------ Data provided ------

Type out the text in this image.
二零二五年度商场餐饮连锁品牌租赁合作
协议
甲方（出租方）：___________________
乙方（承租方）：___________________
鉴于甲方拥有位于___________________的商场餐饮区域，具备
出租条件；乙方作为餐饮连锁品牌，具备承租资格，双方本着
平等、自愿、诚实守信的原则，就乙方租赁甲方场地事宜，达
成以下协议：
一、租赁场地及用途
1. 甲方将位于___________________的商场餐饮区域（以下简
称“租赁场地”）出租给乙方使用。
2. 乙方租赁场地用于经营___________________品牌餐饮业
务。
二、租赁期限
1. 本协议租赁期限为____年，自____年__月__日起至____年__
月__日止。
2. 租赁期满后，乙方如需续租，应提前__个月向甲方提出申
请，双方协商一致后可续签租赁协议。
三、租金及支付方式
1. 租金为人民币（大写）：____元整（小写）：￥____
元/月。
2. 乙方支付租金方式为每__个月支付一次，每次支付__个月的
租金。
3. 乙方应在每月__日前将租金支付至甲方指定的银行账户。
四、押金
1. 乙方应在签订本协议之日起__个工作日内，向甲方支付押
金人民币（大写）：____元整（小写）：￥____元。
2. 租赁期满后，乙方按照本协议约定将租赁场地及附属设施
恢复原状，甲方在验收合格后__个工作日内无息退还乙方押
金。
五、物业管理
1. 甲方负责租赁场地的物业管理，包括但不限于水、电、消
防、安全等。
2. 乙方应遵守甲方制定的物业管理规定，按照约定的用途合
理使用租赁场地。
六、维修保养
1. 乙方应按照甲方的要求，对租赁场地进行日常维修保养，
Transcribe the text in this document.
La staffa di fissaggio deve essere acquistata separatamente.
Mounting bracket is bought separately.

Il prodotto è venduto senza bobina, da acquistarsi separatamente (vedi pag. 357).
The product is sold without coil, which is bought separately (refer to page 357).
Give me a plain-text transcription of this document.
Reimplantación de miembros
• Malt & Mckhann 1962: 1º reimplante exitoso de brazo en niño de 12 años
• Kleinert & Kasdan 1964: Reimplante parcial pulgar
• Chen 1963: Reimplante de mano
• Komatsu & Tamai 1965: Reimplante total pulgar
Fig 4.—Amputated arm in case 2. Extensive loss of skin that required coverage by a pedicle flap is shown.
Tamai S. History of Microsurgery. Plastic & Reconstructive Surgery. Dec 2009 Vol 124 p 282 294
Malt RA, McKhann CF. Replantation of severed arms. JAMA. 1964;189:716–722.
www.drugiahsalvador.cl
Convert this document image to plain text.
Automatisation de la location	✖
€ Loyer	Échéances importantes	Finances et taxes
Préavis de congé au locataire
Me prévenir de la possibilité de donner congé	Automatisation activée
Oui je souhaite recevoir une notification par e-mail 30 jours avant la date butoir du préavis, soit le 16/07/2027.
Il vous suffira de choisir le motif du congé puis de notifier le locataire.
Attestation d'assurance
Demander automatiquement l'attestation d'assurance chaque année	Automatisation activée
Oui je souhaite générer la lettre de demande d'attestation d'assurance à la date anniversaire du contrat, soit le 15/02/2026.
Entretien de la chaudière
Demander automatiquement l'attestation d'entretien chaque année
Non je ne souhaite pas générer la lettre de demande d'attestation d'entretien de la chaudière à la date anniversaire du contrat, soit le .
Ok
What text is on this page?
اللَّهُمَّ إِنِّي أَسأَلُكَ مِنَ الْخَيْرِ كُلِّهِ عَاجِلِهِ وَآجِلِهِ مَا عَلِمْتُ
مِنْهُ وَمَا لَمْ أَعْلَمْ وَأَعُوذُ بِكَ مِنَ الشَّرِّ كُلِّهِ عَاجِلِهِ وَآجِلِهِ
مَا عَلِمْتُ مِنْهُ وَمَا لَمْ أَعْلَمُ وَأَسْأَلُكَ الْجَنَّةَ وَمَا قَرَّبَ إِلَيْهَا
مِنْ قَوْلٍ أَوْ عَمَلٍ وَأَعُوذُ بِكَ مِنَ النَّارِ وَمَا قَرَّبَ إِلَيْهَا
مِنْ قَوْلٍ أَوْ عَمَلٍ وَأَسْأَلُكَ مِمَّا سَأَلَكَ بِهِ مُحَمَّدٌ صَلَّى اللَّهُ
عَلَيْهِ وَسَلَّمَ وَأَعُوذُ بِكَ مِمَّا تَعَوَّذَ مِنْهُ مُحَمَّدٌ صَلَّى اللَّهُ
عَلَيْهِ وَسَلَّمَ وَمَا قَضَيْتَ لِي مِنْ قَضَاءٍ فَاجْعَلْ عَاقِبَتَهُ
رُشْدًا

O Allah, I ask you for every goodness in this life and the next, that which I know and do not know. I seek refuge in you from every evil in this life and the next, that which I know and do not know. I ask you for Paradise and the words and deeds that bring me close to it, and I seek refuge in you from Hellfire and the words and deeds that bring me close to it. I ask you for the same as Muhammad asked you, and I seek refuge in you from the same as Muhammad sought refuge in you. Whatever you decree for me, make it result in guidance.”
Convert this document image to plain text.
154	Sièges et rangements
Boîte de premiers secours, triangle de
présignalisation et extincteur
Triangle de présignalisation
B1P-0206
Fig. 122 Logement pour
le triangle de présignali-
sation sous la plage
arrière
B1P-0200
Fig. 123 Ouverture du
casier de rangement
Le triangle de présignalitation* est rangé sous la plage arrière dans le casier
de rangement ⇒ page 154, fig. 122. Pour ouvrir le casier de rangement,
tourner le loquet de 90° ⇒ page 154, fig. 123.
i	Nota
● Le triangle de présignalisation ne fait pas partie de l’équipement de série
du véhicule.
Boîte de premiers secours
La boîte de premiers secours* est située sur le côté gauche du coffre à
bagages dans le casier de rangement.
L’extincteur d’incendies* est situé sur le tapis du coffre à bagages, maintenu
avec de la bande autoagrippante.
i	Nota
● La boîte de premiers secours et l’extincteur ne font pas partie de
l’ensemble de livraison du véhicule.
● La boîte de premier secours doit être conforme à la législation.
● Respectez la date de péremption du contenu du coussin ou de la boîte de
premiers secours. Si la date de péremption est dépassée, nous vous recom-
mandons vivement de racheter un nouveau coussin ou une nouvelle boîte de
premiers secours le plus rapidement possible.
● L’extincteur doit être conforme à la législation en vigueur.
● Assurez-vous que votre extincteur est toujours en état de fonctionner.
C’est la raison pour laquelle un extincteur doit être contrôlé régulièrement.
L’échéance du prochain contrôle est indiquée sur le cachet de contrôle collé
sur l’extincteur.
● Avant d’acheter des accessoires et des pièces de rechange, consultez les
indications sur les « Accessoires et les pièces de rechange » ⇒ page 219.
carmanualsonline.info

------

▶ Written task
Write out every record shown above, word for word.

▶ The result
Type out the text in this image.
二零二五年度商场餐饮连锁品牌租赁合作
协议
甲方（出租方）：___________________
乙方（承租方）：___________________
鉴于甲方拥有位于___________________的商场餐饮区域，具备
出租条件；乙方作为餐饮连锁品牌，具备承租资格，双方本着
平等、自愿、诚实守信的原则，就乙方租赁甲方场地事宜，达
成以下协议：
一、租赁场地及用途
1. 甲方将位于___________________的商场餐饮区域（以下简
称“租赁场地”）出租给乙方使用。
2. 乙方租赁场地用于经营___________________品牌餐饮业
务。
二、租赁期限
1. 本协议租赁期限为____年，自____年__月__日起至____年__
月__日止。
2. 租赁期满后，乙方如需续租，应提前__个月向甲方提出申
请，双方协商一致后可续签租赁协议。
三、租金及支付方式
1. 租金为人民币（大写）：____元整（小写）：￥____
元/月。
2. 乙方支付租金方式为每__个月支付一次，每次支付__个月的
租金。
3. 乙方应在每月__日前将租金支付至甲方指定的银行账户。
四、押金
1. 乙方应在签订本协议之日起__个工作日内，向甲方支付押
金人民币（大写）：____元整（小写）：￥____元。
2. 租赁期满后，乙方按照本协议约定将租赁场地及附属设施
恢复原状，甲方在验收合格后__个工作日内无息退还乙方押
金。
五、物业管理
1. 甲方负责租赁场地的物业管理，包括但不限于水、电、消
防、安全等。
2. 乙方应遵守甲方制定的物业管理规定，按照约定的用途合
理使用租赁场地。
六、维修保养
1. 乙方应按照甲方的要求，对租赁场地进行日常维修保养，
Transcribe the text in this document.
La staffa di fissaggio deve essere acquistata separatamente.
Mounting bracket is bought separately.

Il prodotto è venduto senza bobina, da acquistarsi separatamente (vedi pag. 357).
The product is sold without coil, which is bought separately (refer to page 357).
Give me a plain-text transcription of this document.
Reimplantación de miembros
• Malt & Mckhann 1962: 1º reimplante exitoso de brazo en niño de 12 años
• Kleinert & Kasdan 1964: Reimplante parcial pulgar
• Chen 1963: Reimplante de mano
• Komatsu & Tamai 1965: Reimplante total pulgar
Fig 4.—Amputated arm in case 2. Extensive loss of skin that required coverage by a pedicle flap is shown.
Tamai S. History of Microsurgery. Plastic & Reconstructive Surgery. Dec 2009 Vol 124 p 282 294
Malt RA, McKhann CF. Replantation of severed arms. JAMA. 1964;189:716–722.
www.drugiahsalvador.cl
Convert this document image to plain text.
Automatisation de la location	✖
€ Loyer	Échéances importantes	Finances et taxes
Préavis de congé au locataire
Me prévenir de la possibilité de donner congé	Automatisation activée
Oui je souhaite recevoir une notification par e-mail 30 jours avant la date butoir du préavis, soit le 16/07/2027.
Il vous suffira de choisir le motif du congé puis de notifier le locataire.
Attestation d'assurance
Demander automatiquement l'attestation d'assurance chaque année	Automatisation activée
Oui je souhaite générer la lettre de demande d'attestation d'assurance à la date anniversaire du contrat, soit le 15/02/2026.
Entretien de la chaudière
Demander automatiquement l'attestation d'entretien chaque année
Non je ne souhaite pas générer la lettre de demande d'attestation d'entretien de la chaudière à la date anniversaire du contrat, soit le .
Ok
What text is on this page?
اللَّهُمَّ إِنِّي أَسأَلُكَ مِنَ الْخَيْرِ كُلِّهِ عَاجِلِهِ وَآجِلِهِ مَا عَلِمْتُ
مِنْهُ وَمَا لَمْ أَعْلَمْ وَأَعُوذُ بِكَ مِنَ الشَّرِّ كُلِّهِ عَاجِلِهِ وَآجِلِهِ
مَا عَلِمْتُ مِنْهُ وَمَا لَمْ أَعْلَمُ وَأَسْأَلُكَ الْجَنَّةَ وَمَا قَرَّبَ إِلَيْهَا
مِنْ قَوْلٍ أَوْ عَمَلٍ وَأَعُوذُ بِكَ مِنَ النَّارِ وَمَا قَرَّبَ إِلَيْهَا
مِنْ قَوْلٍ أَوْ عَمَلٍ وَأَسْأَلُكَ مِمَّا سَأَلَكَ بِهِ مُحَمَّدٌ صَلَّى اللَّهُ
عَلَيْهِ وَسَلَّمَ وَأَعُوذُ بِكَ مِمَّا تَعَوَّذَ مِنْهُ مُحَمَّدٌ صَلَّى اللَّهُ
عَلَيْهِ وَسَلَّمَ وَمَا قَضَيْتَ لِي مِنْ قَضَاءٍ فَاجْعَلْ عَاقِبَتَهُ
رُشْدًا

O Allah, I ask you for every goodness in this life and the next, that which I know and do not know. I seek refuge in you from every evil in this life and the next, that which I know and do not know. I ask you for Paradise and the words and deeds that bring me close to it, and I seek refuge in you from Hellfire and the words and deeds that bring me close to it. I ask you for the same as Muhammad asked you, and I seek refuge in you from the same as Muhammad sought refuge in you. Whatever you decree for me, make it result in guidance.”
Convert this document image to plain text.
154	Sièges et rangements
Boîte de premiers secours, triangle de
présignalisation et extincteur
Triangle de présignalisation
B1P-0206
Fig. 122 Logement pour
le triangle de présignali-
sation sous la plage
arrière
B1P-0200
Fig. 123 Ouverture du
casier de rangement
Le triangle de présignalitation* est rangé sous la plage arrière dans le casier
de rangement ⇒ page 154, fig. 122. Pour ouvrir le casier de rangement,
tourner le loquet de 90° ⇒ page 154, fig. 123.
i	Nota
● Le triangle de présignalisation ne fait pas partie de l’équipement de série
du véhicule.
Boîte de premiers secours
La boîte de premiers secours* est située sur le côté gauche du coffre à
bagages dans le casier de rangement.
L’extincteur d’incendies* est situé sur le tapis du coffre à bagages, maintenu
avec de la bande autoagrippante.
i	Nota
● La boîte de premiers secours et l’extincteur ne font pas partie de
l’ensemble de livraison du véhicule.
● La boîte de premier secours doit être conforme à la législation.
● Respectez la date de péremption du contenu du coussin ou de la boîte de
premiers secours. Si la date de péremption est dépassée, nous vous recom-
mandons vivement de racheter un nouveau coussin ou une nouvelle boîte de
premiers secours le plus rapidement possible.
● L’extincteur doit être conforme à la législation en vigueur.
● Assurez-vous que votre extincteur est toujours en état de fonctionner.
C’est la raison pour laquelle un extincteur doit être contrôlé régulièrement.
L’échéance du prochain contrôle est indiquée sur le cachet de contrôle collé
sur l’extincteur.
● Avant d’acheter des accessoires et des pièces de rechange, consultez les
indications sur les « Accessoires et les pièces de rechange » ⇒ page 219.
carmanualsonline.info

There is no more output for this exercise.